CHALLENGE
Output the data below in full, character for character.

# START OF STORED DATA

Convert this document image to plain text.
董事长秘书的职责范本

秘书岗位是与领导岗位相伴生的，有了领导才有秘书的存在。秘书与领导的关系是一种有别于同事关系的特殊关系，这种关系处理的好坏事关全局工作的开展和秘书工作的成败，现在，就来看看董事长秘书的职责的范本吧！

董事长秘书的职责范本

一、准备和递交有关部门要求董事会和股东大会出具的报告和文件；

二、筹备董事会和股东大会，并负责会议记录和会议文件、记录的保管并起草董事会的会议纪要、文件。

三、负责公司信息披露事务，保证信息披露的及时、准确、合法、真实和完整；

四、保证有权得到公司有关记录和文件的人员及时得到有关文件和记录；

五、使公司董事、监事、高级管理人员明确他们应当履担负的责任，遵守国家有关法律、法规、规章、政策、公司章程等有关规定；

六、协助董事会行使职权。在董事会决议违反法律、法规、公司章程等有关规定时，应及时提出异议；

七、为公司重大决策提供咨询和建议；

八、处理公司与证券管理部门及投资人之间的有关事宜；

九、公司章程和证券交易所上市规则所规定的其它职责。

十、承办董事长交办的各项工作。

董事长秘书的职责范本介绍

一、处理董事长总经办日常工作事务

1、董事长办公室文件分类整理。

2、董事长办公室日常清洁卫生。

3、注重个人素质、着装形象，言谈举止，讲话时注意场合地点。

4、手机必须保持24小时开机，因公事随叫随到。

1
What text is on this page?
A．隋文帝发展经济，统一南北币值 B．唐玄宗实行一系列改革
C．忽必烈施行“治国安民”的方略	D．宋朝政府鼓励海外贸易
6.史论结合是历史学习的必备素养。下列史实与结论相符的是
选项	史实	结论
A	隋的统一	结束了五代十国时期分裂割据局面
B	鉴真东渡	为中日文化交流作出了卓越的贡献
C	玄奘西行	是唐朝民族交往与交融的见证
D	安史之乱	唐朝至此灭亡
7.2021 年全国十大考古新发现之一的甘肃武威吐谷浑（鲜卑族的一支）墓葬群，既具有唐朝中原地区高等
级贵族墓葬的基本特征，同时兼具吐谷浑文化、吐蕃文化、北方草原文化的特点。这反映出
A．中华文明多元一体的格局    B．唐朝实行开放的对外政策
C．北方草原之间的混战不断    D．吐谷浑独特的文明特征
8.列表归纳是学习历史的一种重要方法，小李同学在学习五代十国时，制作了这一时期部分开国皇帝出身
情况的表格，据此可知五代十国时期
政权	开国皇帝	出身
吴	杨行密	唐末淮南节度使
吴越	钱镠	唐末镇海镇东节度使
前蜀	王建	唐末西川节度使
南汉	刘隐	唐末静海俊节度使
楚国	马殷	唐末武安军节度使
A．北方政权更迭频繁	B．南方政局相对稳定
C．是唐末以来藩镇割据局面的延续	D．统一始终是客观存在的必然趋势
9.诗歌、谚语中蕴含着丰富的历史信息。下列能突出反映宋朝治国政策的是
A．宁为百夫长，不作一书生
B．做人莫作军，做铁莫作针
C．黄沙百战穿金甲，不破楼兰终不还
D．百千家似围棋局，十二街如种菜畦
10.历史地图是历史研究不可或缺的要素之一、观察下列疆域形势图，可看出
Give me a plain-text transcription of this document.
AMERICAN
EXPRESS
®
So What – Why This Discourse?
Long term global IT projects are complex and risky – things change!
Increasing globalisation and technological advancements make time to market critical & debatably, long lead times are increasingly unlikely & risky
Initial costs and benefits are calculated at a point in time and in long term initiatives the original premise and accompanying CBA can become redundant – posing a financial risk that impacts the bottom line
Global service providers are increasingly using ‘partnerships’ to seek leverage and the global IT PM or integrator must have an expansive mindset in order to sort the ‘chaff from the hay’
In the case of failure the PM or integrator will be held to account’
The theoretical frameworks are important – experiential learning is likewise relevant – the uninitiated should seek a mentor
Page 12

# END OF STORED DATA

EXERCISE SOLUTION
Convert this document image to plain text.
董事长秘书的职责范本

秘书岗位是与领导岗位相伴生的，有了领导才有秘书的存在。秘书与领导的关系是一种有别于同事关系的特殊关系，这种关系处理的好坏事关全局工作的开展和秘书工作的成败，现在，就来看看董事长秘书的职责的范本吧！

董事长秘书的职责范本

一、准备和递交有关部门要求董事会和股东大会出具的报告和文件；

二、筹备董事会和股东大会，并负责会议记录和会议文件、记录的保管并起草董事会的会议纪要、文件。

三、负责公司信息披露事务，保证信息披露的及时、准确、合法、真实和完整；

四、保证有权得到公司有关记录和文件的人员及时得到有关文件和记录；

五、使公司董事、监事、高级管理人员明确他们应当履担负的责任，遵守国家有关法律、法规、规章、政策、公司章程等有关规定；

六、协助董事会行使职权。在董事会决议违反法律、法规、公司章程等有关规定时，应及时提出异议；

七、为公司重大决策提供咨询和建议；

八、处理公司与证券管理部门及投资人之间的有关事宜；

九、公司章程和证券交易所上市规则所规定的其它职责。

十、承办董事长交办的各项工作。

董事长秘书的职责范本介绍

一、处理董事长总经办日常工作事务

1、董事长办公室文件分类整理。

2、董事长办公室日常清洁卫生。

3、注重个人素质、着装形象，言谈举止，讲话时注意场合地点。

4、手机必须保持24小时开机，因公事随叫随到。

1
What text is on this page?
A．隋文帝发展经济，统一南北币值 B．唐玄宗实行一系列改革
C．忽必烈施行“治国安民”的方略	D．宋朝政府鼓励海外贸易
6.史论结合是历史学习的必备素养。下列史实与结论相符的是
选项	史实	结论
A	隋的统一	结束了五代十国时期分裂割据局面
B	鉴真东渡	为中日文化交流作出了卓越的贡献
C	玄奘西行	是唐朝民族交往与交融的见证
D	安史之乱	唐朝至此灭亡
7.2021 年全国十大考古新发现之一的甘肃武威吐谷浑（鲜卑族的一支）墓葬群，既具有唐朝中原地区高等
级贵族墓葬的基本特征，同时兼具吐谷浑文化、吐蕃文化、北方草原文化的特点。这反映出
A．中华文明多元一体的格局    B．唐朝实行开放的对外政策
C．北方草原之间的混战不断    D．吐谷浑独特的文明特征
8.列表归纳是学习历史的一种重要方法，小李同学在学习五代十国时，制作了这一时期部分开国皇帝出身
情况的表格，据此可知五代十国时期
政权	开国皇帝	出身
吴	杨行密	唐末淮南节度使
吴越	钱镠	唐末镇海镇东节度使
前蜀	王建	唐末西川节度使
南汉	刘隐	唐末静海俊节度使
楚国	马殷	唐末武安军节度使
A．北方政权更迭频繁	B．南方政局相对稳定
C．是唐末以来藩镇割据局面的延续	D．统一始终是客观存在的必然趋势
9.诗歌、谚语中蕴含着丰富的历史信息。下列能突出反映宋朝治国政策的是
A．宁为百夫长，不作一书生
B．做人莫作军，做铁莫作针
C．黄沙百战穿金甲，不破楼兰终不还
D．百千家似围棋局，十二街如种菜畦
10.历史地图是历史研究不可或缺的要素之一、观察下列疆域形势图，可看出
Give me a plain-text transcription of this document.
AMERICAN
EXPRESS
®
So What – Why This Discourse?
Long term global IT projects are complex and risky – things change!
Increasing globalisation and technological advancements make time to market critical & debatably, long lead times are increasingly unlikely & risky
Initial costs and benefits are calculated at a point in time and in long term initiatives the original premise and accompanying CBA can become redundant – posing a financial risk that impacts the bottom line
Global service providers are increasingly using ‘partnerships’ to seek leverage and the global IT PM or integrator must have an expansive mindset in order to sort the ‘chaff from the hay’
In the case of failure the PM or integrator will be held to account’
The theoretical frameworks are important – experiential learning is likewise relevant – the uninitiated should seek a mentor
Page 12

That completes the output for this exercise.